# Start of EXTRACTED MATERIAL

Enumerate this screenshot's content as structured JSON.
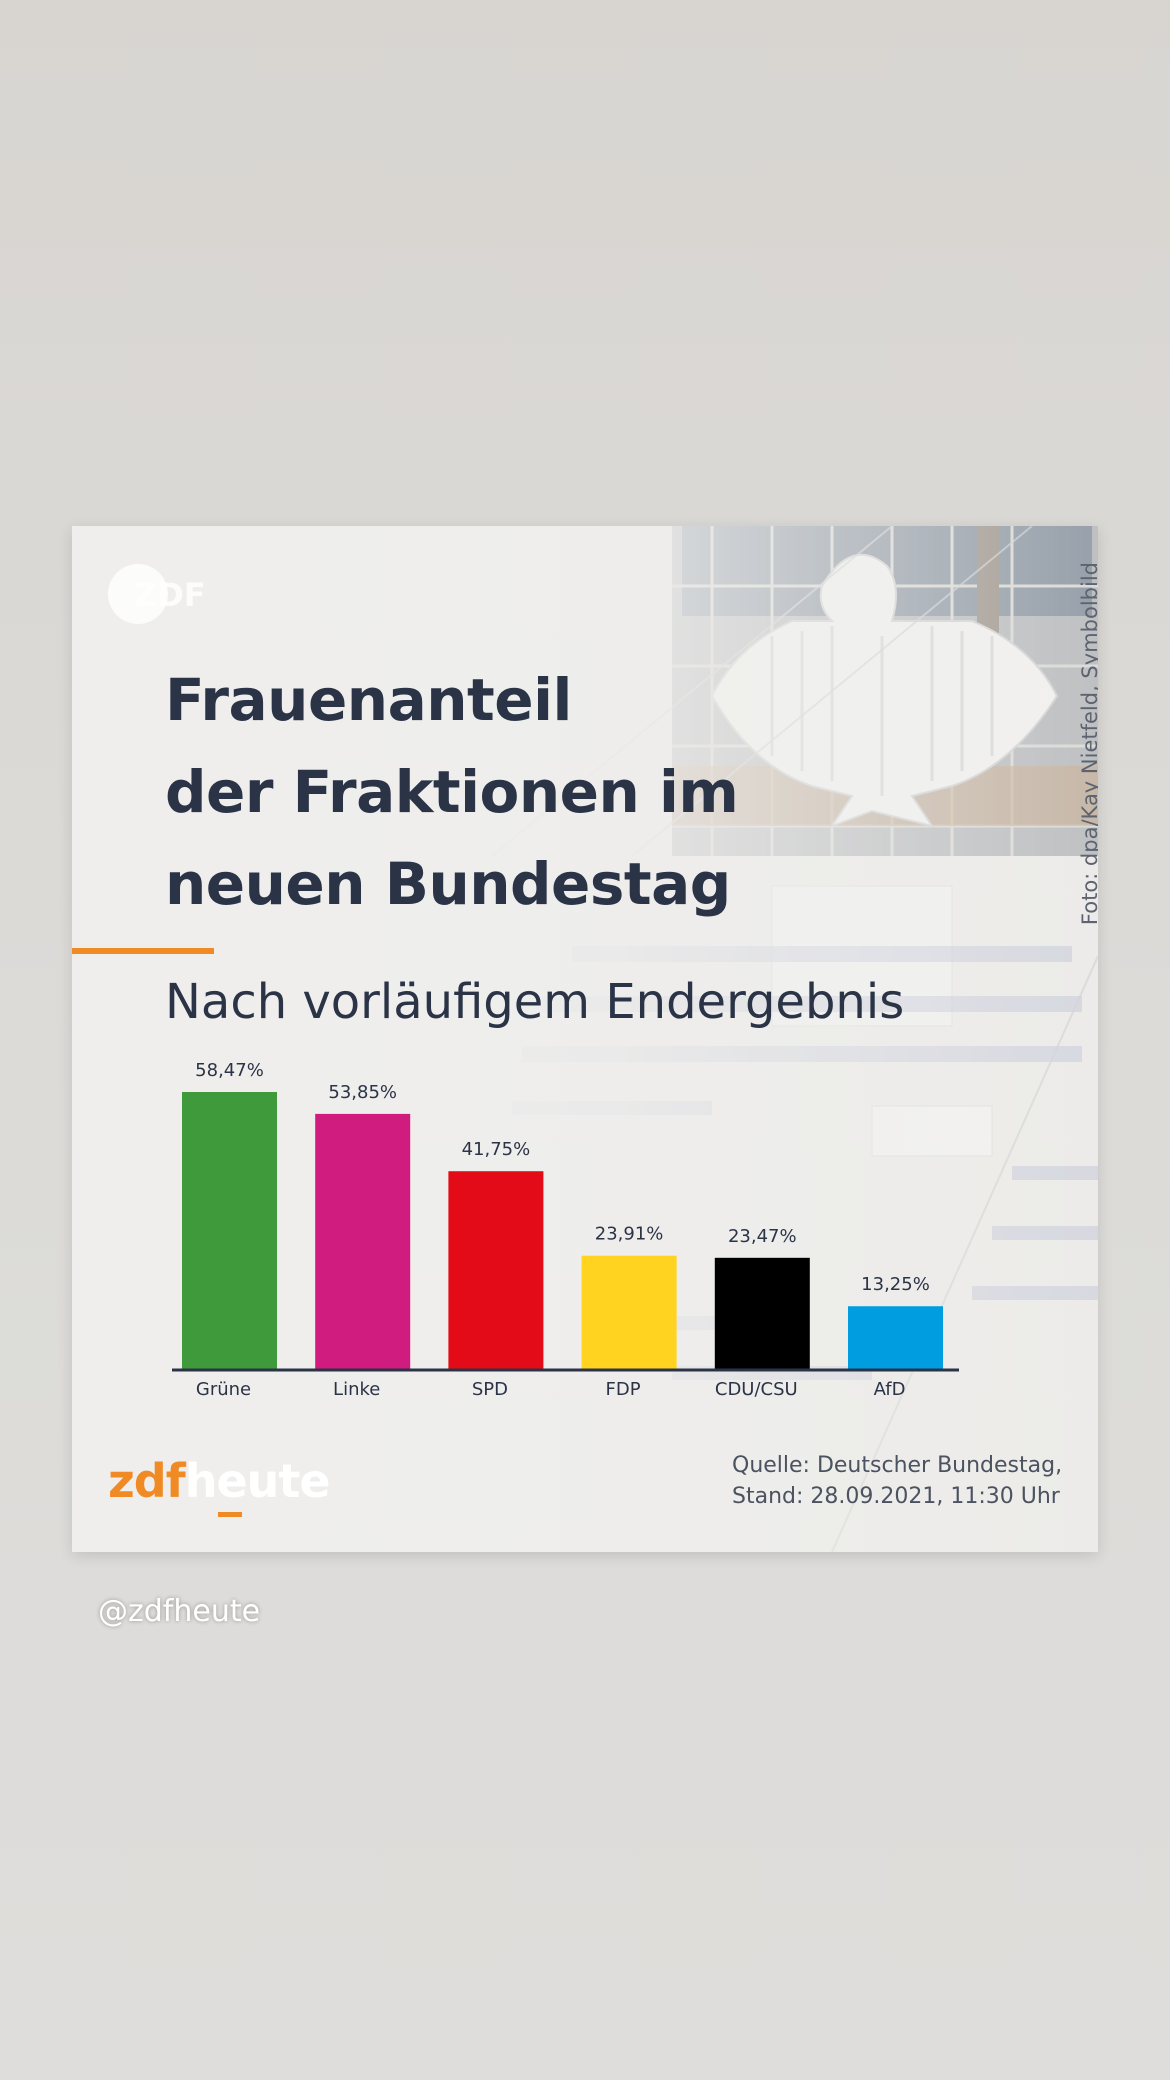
{
  "card": {
    "watermark_logo": "ZDF",
    "title_lines": [
      "Frauenanteil",
      "der Fraktionen im",
      "neuen Bundestag"
    ],
    "subtitle": "Nach vorläufigem Endergebnis",
    "photo_credit": "Foto: dpa/Kay Nietfeld, Symbolbild",
    "brand": {
      "part1": "zdf",
      "part2": "heute"
    },
    "source_lines": [
      "Quelle: Deutscher Bundestag,",
      "Stand: 28.09.2021, 11:30 Uhr"
    ]
  },
  "chart_data": {
    "type": "bar",
    "categories": [
      "Grüne",
      "Linke",
      "SPD",
      "FDP",
      "CDU/CSU",
      "AfD"
    ],
    "values": [
      58.47,
      53.85,
      41.75,
      23.91,
      23.47,
      13.25
    ],
    "value_labels": [
      "58,47%",
      "53,85%",
      "41,75%",
      "23,91%",
      "23,47%",
      "13,25%"
    ],
    "colors": [
      "#3f9a3c",
      "#d01c7e",
      "#e30b17",
      "#ffd320",
      "#000000",
      "#009ee0"
    ],
    "ylim": [
      0,
      58.47
    ],
    "grid": false,
    "axis_color": "#2b3447"
  },
  "story": {
    "handle": "@zdfheute"
  }
}
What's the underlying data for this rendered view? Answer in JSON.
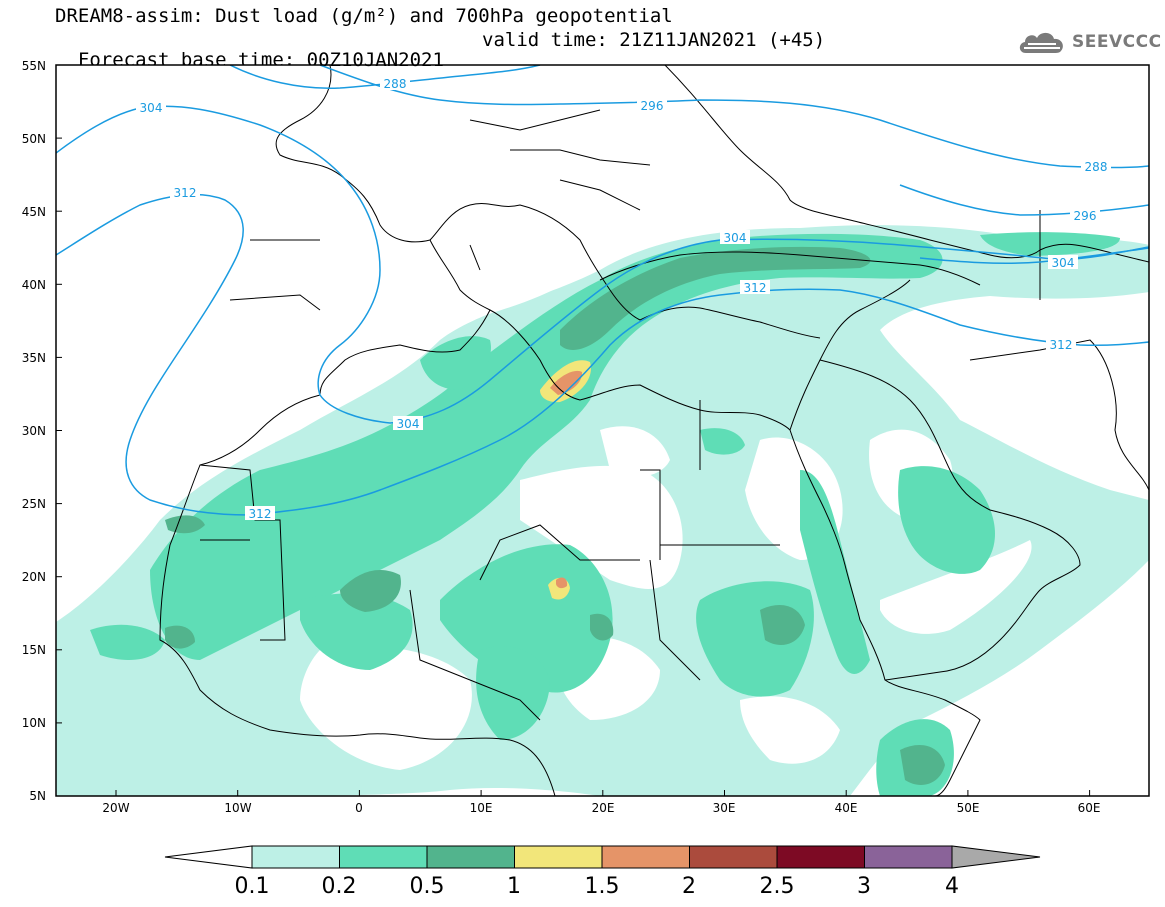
{
  "title": {
    "line1": "DREAM8-assim: Dust load (g/m²) and 700hPa geopotential",
    "line2": "Forecast base time: 00Z10JAN2021",
    "valid": "valid time: 21Z11JAN2021 (+45)"
  },
  "logo": {
    "text": "SEEVCCC",
    "icon": "cloud-icon"
  },
  "colors": {
    "contour": "#1a9be0",
    "coast": "#000000",
    "levels": [
      "#bdf0e6",
      "#5fddb6",
      "#52b48d",
      "#f2e67a",
      "#e59468",
      "#ab4b3d",
      "#7d0a24",
      "#8a6399",
      "#a9a9a9"
    ]
  },
  "map": {
    "lat_labels": [
      "55N",
      "50N",
      "45N",
      "40N",
      "35N",
      "30N",
      "25N",
      "20N",
      "15N",
      "10N",
      "5N"
    ],
    "lon_labels": [
      "20W",
      "10W",
      "0",
      "10E",
      "20E",
      "30E",
      "40E",
      "50E",
      "60E"
    ],
    "contour_labels": [
      "288",
      "296",
      "304",
      "312",
      "304",
      "312",
      "288",
      "296",
      "304",
      "304",
      "312",
      "312"
    ]
  },
  "legend": {
    "tick_labels": [
      "0.1",
      "0.2",
      "0.5",
      "1",
      "1.5",
      "2",
      "2.5",
      "3",
      "4"
    ]
  }
}
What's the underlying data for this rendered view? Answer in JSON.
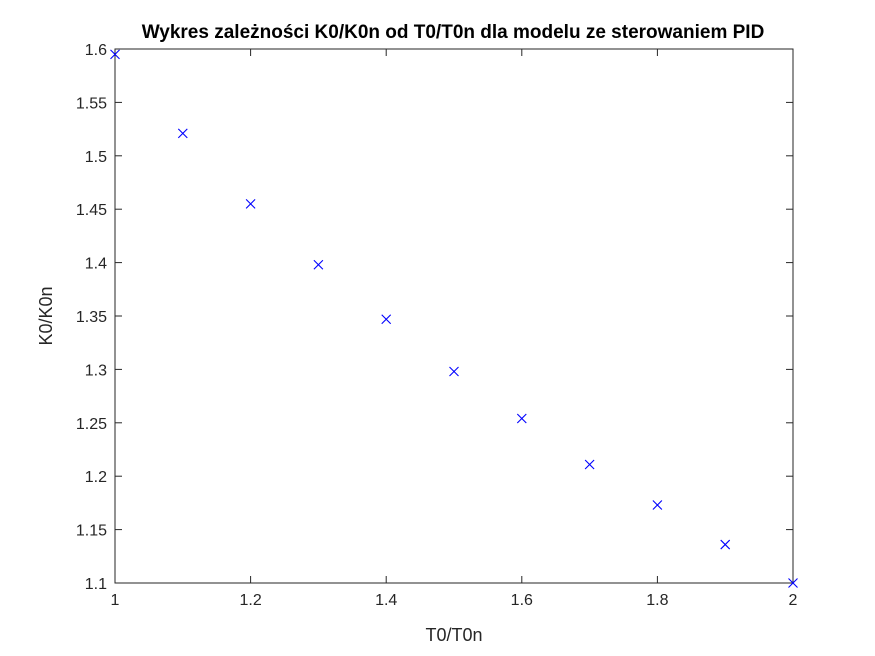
{
  "chart_data": {
    "type": "scatter",
    "title": "Wykres zależności K0/K0n od T0/T0n dla modelu ze sterowaniem PID",
    "xlabel": "T0/T0n",
    "ylabel": "K0/K0n",
    "xlim": [
      1,
      2
    ],
    "ylim": [
      1.1,
      1.6
    ],
    "xticks": [
      "1",
      "1.2",
      "1.4",
      "1.6",
      "1.8",
      "2"
    ],
    "yticks": [
      "1.1",
      "1.15",
      "1.2",
      "1.25",
      "1.3",
      "1.35",
      "1.4",
      "1.45",
      "1.5",
      "1.55",
      "1.6"
    ],
    "grid": false,
    "marker": "x",
    "series": [
      {
        "x": [
          1.0,
          1.1,
          1.2,
          1.3,
          1.4,
          1.5,
          1.6,
          1.7,
          1.8,
          1.9,
          2.0
        ],
        "y": [
          1.595,
          1.521,
          1.455,
          1.398,
          1.347,
          1.298,
          1.254,
          1.211,
          1.173,
          1.136,
          1.1
        ]
      }
    ],
    "colors": {
      "marker": "#0000ff",
      "axes": "#262626",
      "title": "#000000"
    }
  }
}
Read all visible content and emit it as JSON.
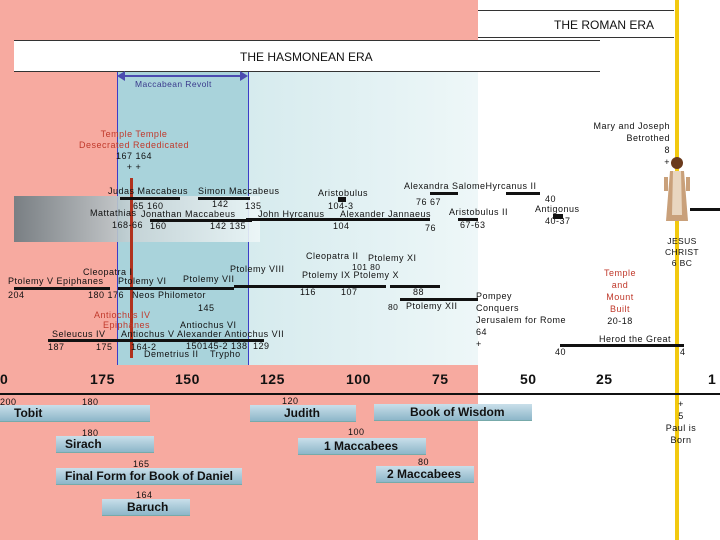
{
  "eras": {
    "roman": "THE ROMAN ERA",
    "hasmonean": "THE HASMONEAN ERA",
    "maccabean_revolt": "Maccabean Revolt"
  },
  "temple_events": {
    "line1": "Temple Temple",
    "line2": "Desecrated Rededicated",
    "line3": "167 164",
    "line4": "+ +"
  },
  "mary_joseph": {
    "line1": "Mary and Joseph",
    "line2": "Betrothed",
    "line3": "8",
    "line4": "+"
  },
  "jesus": {
    "line1": "JESUS",
    "line2": "CHRIST",
    "line3": "6 BC"
  },
  "hasmonean_rulers": {
    "judas": "Judas Maccabeus",
    "simon": "Simon Maccabeus",
    "simon_dates_top": "142",
    "simon_dates_135": "135",
    "judas_dates": "65 160",
    "mattathias": "Mattathias",
    "jonathan": "Jonathan Maccabeus",
    "mattathias_dates": "168-66",
    "jonathan_160": "160",
    "jonathan_dates": "142 135",
    "aristobulus": "Aristobulus",
    "aristobulus_dates": "104-3",
    "john_hyrcanus": "John Hyrcanus",
    "alexander_jannaeus": "Alexander Jannaeus",
    "jh_dates": "104",
    "alexandra_hyrcanus": "Alexandra SalomeHyrcanus II",
    "ash_dates": "76 67",
    "aristobulus_ii": "Aristobulus II",
    "aj_date": "76",
    "ar2_dates": "67-63",
    "antigonus_date": "40",
    "antigonus": "Antigonus",
    "antigonus_dates": "40-37"
  },
  "ptolemies": {
    "cleopatra_ii": "Cleopatra II",
    "ptolemy_xi": "Ptolemy XI",
    "ptolemy_xi_dates": "101 80",
    "ptolemy_viii": "Ptolemy VIII",
    "ptolemy_ix_x": "Ptolemy IX Ptolemy X",
    "cleopatra_i": "Cleopatra I",
    "ptolemy_v": "Ptolemy V Epiphanes",
    "ptolemy_vi": "Ptolemy VI",
    "ptolemy_vii": "Ptolemy VII",
    "ptolemy_v_date": "204",
    "ptolemy_vi_dates": "180 176",
    "neos": "Neos Philometor",
    "pix_dates": "116",
    "pix_107": "107",
    "p88": "88",
    "p80": "80",
    "ptolemy_xii": "Ptolemy XII"
  },
  "seleucids": {
    "antiochus_iv_a": "Antiochus IV",
    "antiochus_iv_b": "Epiphanes",
    "a4_date": "145",
    "antiochus_vi": "Antiochus VI",
    "seleucus_iv": "Seleucus IV",
    "row_names": "Antiochus V Alexander Antiochus VII",
    "s187": "187",
    "s175": "175",
    "s164": "164-2",
    "s150": "150145-2 138",
    "s129": "129",
    "demetrius": "Demetrius II",
    "trypho": "Trypho"
  },
  "pompey": {
    "line1": "Pompey",
    "line2": "Conquers",
    "line3": "Jerusalem for Rome",
    "line4": "64",
    "line5": "+"
  },
  "herod": {
    "label": "Herod the Great",
    "date_40": "40",
    "date_4": "4"
  },
  "temple_mount": {
    "line1": "Temple",
    "line2": "and",
    "line3": "Mount",
    "line4": "Built",
    "line5": "20-18"
  },
  "axis": [
    "0",
    "175",
    "150",
    "125",
    "100",
    "75",
    "50",
    "25",
    "1"
  ],
  "books": {
    "tobit_date": "200",
    "tobit_date2": "180",
    "tobit": "Tobit",
    "judith_date": "120",
    "judith": "Judith",
    "wisdom": "Book of Wisdom",
    "sirach_date": "180",
    "sirach": "Sirach",
    "macc1_date": "100",
    "macc1": "1 Maccabees",
    "daniel_date": "165",
    "daniel": "Final Form for Book of Daniel",
    "macc2_date": "80",
    "macc2": "2 Maccabees",
    "baruch_date": "164",
    "baruch": "Baruch"
  },
  "paul": {
    "line1": "+",
    "line2": "5",
    "line3": "Paul is",
    "line4": "Born"
  },
  "colors": {
    "hellenistic_bg": "#f7aaa0",
    "hasmonean_bg": "#d6ecef",
    "roman_bg": "#ffffff",
    "jesus_line": "#f2c90f",
    "revolt_arrow": "#4b4bb0"
  }
}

# End of EXTRACTED MATERIAL

Track down all lines above with the string "time" and copy them.

--- THE RESULT ---
    "line2": "Forecast base time: 00Z10JAN2021",
    "valid": "valid time: 21Z11JAN2021 (+45)"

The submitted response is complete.